Extracted data »
- - - -

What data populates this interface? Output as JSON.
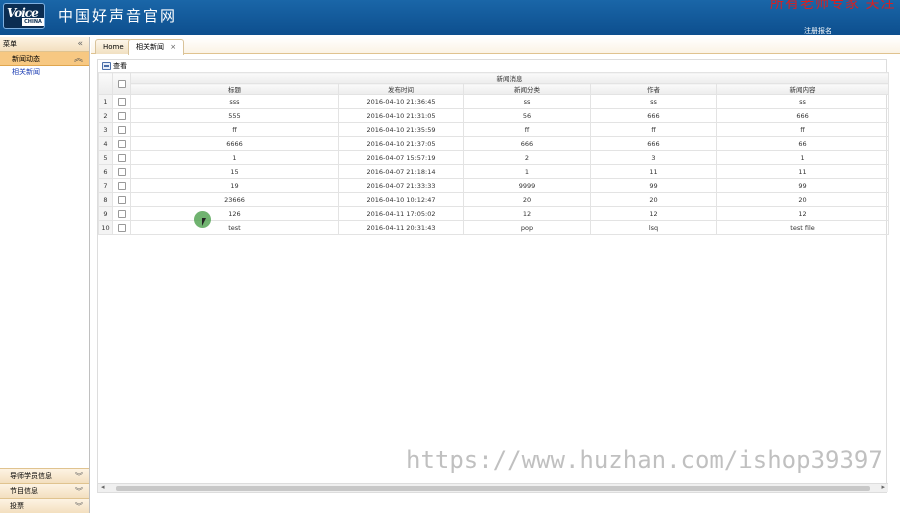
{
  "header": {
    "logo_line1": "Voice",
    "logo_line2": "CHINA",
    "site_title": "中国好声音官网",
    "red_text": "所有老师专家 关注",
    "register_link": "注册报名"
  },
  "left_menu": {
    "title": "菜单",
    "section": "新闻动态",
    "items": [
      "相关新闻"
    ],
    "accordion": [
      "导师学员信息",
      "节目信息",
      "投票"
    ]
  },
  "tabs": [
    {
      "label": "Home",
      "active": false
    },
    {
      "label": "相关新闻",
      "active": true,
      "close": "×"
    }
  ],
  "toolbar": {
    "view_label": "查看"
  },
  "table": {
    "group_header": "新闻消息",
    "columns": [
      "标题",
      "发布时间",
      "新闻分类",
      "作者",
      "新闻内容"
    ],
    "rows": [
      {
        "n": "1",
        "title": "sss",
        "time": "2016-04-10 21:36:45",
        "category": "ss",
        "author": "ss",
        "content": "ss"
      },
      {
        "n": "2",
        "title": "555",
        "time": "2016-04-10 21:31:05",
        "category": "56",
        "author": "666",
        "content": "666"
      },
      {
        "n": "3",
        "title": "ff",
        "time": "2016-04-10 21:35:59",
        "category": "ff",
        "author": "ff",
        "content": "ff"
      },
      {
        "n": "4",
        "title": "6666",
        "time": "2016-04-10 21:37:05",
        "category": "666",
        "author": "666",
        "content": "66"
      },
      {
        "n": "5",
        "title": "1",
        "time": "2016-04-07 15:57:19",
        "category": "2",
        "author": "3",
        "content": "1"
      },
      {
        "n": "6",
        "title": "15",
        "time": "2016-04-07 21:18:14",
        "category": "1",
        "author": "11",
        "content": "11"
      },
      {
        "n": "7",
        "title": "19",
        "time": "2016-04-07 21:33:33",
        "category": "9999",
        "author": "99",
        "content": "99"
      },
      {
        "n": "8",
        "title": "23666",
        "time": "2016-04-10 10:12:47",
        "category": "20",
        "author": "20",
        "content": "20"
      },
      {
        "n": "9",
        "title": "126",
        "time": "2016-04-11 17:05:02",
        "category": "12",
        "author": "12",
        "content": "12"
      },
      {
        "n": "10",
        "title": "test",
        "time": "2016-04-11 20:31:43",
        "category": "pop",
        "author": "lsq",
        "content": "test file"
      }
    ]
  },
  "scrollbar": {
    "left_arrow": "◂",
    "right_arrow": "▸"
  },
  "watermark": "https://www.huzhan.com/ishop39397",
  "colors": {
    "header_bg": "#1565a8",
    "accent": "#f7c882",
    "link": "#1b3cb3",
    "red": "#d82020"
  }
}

- - - -

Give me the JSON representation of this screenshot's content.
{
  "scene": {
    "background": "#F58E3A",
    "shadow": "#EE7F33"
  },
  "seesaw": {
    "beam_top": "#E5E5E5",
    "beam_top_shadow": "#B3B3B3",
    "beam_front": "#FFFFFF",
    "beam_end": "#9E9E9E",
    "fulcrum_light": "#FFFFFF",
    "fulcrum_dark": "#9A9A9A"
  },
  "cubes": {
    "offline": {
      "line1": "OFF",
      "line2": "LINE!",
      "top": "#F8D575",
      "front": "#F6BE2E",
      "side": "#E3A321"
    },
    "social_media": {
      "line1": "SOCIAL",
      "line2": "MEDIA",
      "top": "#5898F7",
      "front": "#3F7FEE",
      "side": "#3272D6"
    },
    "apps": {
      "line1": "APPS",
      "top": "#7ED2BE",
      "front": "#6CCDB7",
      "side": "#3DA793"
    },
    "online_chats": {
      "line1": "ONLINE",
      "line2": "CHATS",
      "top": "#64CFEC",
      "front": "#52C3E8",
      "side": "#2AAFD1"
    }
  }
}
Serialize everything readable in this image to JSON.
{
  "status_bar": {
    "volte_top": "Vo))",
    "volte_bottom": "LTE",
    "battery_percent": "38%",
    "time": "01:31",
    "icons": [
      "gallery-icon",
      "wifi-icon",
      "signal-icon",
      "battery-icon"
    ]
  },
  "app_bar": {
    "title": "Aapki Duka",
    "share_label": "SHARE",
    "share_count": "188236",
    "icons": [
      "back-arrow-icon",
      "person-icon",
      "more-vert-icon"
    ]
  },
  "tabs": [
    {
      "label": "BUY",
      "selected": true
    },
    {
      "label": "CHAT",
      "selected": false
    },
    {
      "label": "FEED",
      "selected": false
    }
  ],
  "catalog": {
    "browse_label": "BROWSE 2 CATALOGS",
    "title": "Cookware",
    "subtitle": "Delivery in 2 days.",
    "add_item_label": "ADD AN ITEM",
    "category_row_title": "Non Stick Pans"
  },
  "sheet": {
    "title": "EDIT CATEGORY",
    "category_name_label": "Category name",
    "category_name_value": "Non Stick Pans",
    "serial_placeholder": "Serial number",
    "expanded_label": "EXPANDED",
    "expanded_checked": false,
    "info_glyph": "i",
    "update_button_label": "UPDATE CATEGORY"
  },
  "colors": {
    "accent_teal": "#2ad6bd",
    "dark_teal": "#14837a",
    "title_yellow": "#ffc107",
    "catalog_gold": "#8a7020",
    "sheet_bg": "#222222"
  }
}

- - - -

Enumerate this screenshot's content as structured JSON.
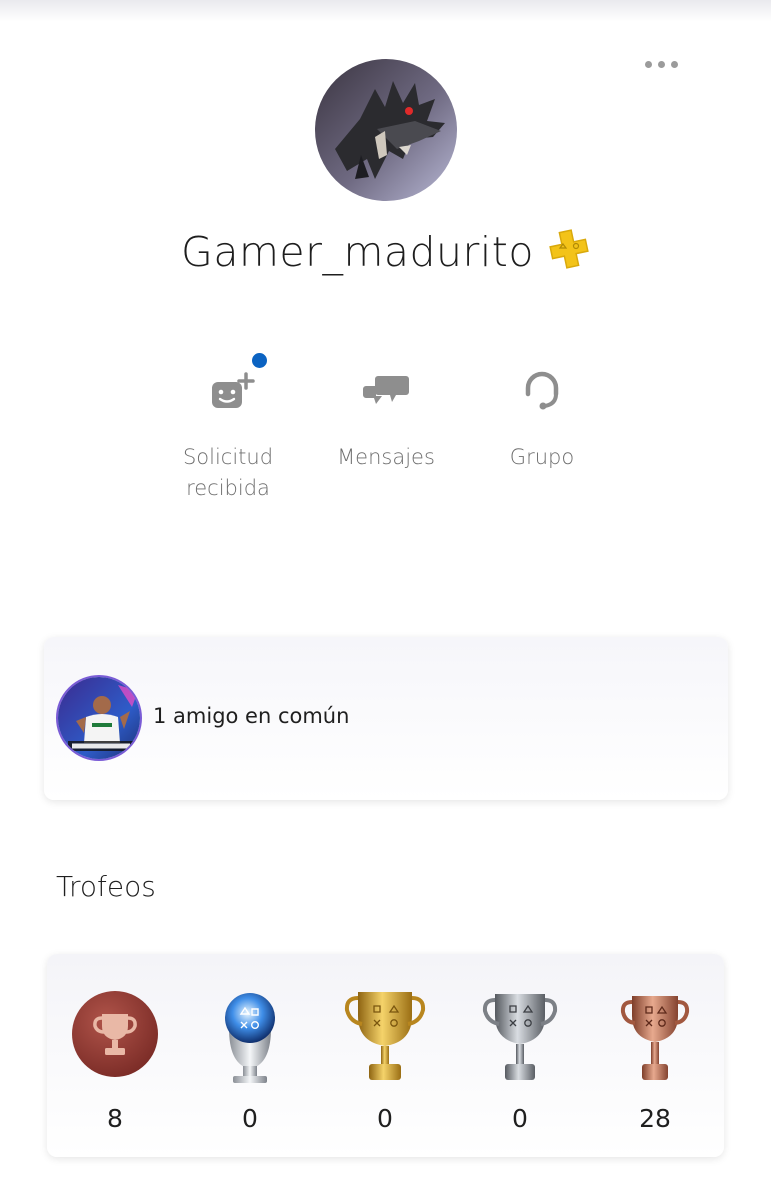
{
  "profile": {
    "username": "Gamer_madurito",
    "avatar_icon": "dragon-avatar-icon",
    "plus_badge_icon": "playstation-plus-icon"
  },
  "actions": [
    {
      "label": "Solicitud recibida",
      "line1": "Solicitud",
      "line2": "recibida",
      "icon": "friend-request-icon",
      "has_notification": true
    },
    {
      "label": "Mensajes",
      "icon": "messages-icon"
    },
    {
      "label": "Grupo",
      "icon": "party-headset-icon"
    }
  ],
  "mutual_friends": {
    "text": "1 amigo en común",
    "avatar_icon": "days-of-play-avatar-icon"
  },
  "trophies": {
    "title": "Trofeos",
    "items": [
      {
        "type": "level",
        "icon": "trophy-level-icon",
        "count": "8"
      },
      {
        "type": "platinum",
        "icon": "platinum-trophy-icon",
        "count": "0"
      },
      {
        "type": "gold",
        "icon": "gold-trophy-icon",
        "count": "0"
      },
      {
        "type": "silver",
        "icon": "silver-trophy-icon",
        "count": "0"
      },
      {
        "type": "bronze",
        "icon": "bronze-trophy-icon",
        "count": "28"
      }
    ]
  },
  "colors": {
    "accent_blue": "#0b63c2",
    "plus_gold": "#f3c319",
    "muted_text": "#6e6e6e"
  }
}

- - - -

What to work on » Find the word "recibida" in the material, then list each line that holds it.

Task output »
      "label": "Solicitud recibida",
      "line2": "recibida",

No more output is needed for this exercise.